WHAT TO DO:
**a.** In the article about Hun Manet's appointment, take the text starting with "Cambodia’s incoming Prime" and going on through "following the vote." and update it by changing "decree" to "edict".
**b.** According to the article about Hun Manet's appointment, how many of the National Assembly's 125 seats did the Cambodian People's Party win in the July 23 election?

TEXT TO READ:
........

Cambodia’s King Officially Appoints Hun Manet Prime Minister

The 45-year-old son of long-serving Prime Minister Hun Sen will take office on August 22, pending a parliamentary vote of confidence.

Cambodia’s King Officially Appoints Hun Manet Prime Minister

Cambodia’s incoming Prime Minister Hun Manet (right) and his son offer flowers to current Prime Minister Hun Sen during a celebration for his 71st birthday in Phnom Penh, Cambodia, August 5, 2023.

Credit: Facebook/Hun Manet

Cambodia’s King today officially appointed Hun Manet as the country’s next prime minister, in line with a transition plan formulated by his father Hun Sen. In the royal decree, which followed a request from the Cambodian leader, King Norodom Sihamoni wrote that he “appoints Dr. Hun Manet as the prime minister of the Kingdom of Cambodia for the 7th mandate of the parliament.”

“The designated Prime Minister,” the decree added, “is tasked with forming a new government pending a vote of confidence at the National Assembly.” The prime minister-in-waiting will be officially sworn in on August 22, following the vote.

The appointment follows a national election on July 23, at which Hun Sen’s Cambodian People’s Party (CPP) secured 120 out of the National Assembly’s 125 seats after the country’s main opposition party was barred from participating. A few days after the election, Hun Sen, who posted today’s decree on his Telegram channel and Facebook page, announced that he was stepping down as prime minister and that he would initiate a transfer of power to the 45-year-old Manet.

In a Facebook post today, Manet thanked King Sihamoni and described the appointment as the “highest honor” of his life.

The King’s sign-off is a formality, given the supine and captured nature of the royal institution under the CPP, but it marks an important step in the generational transition designed to ensure the preservation of Hun Sen’s political legacy after more than 38 years in power.  Hun Sen’s relinquishing of the top political office will also see a host of old-guard ministers set to step aside in favor of younger officials, in some cases their own children.

How will Manet rule? Aside from his CV, which reflects his expensive overseas education and frictionless rise through the ranks of the military, we don’t know much about Manet and how he might govern Cambodia. His public comments have offered a mix of leadership clichés and promises to uphold his father’s legacy, in which it is it hard to determine any distinctive national vision.

........

AVAILABLE DATA:
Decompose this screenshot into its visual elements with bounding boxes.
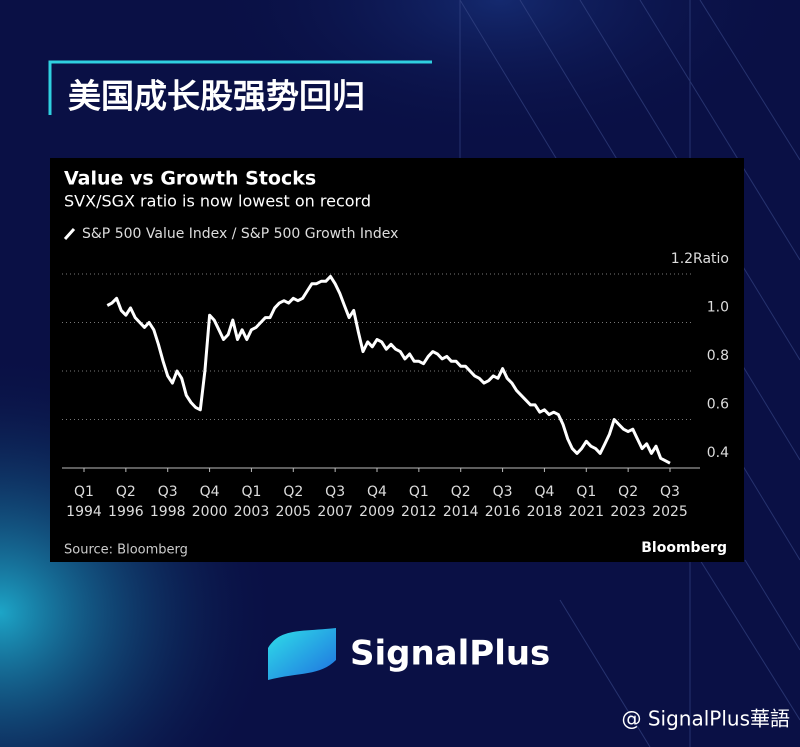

........

ANSWERS FOR THE EXERCISE:
**a.**
Cambodia’s incoming Prime Minister Hun Manet (right) and his son offer flowers to current Prime Minister Hun Sen during a celebration for his 71st birthday in Phnom Penh, Cambodia, August 5, 2023.

Credit: Facebook/Hun Manet

Cambodia’s King today officially appointed Hun Manet as the country’s next prime minister, in line with a transition plan formulated by his father Hun Sen. In the royal edict, which followed a request from the Cambodian leader, King Norodom Sihamoni wrote that he “appoints Dr. Hun Manet as the prime minister of the Kingdom of Cambodia for the 7th mandate of the parliament.”

“The designated Prime Minister,” the edict added, “is tasked with forming a new government pending a vote of confidence at the National Assembly.” The prime minister-in-waiting will be officially sworn in on August 22, following the vote.

**b.** 120 seats.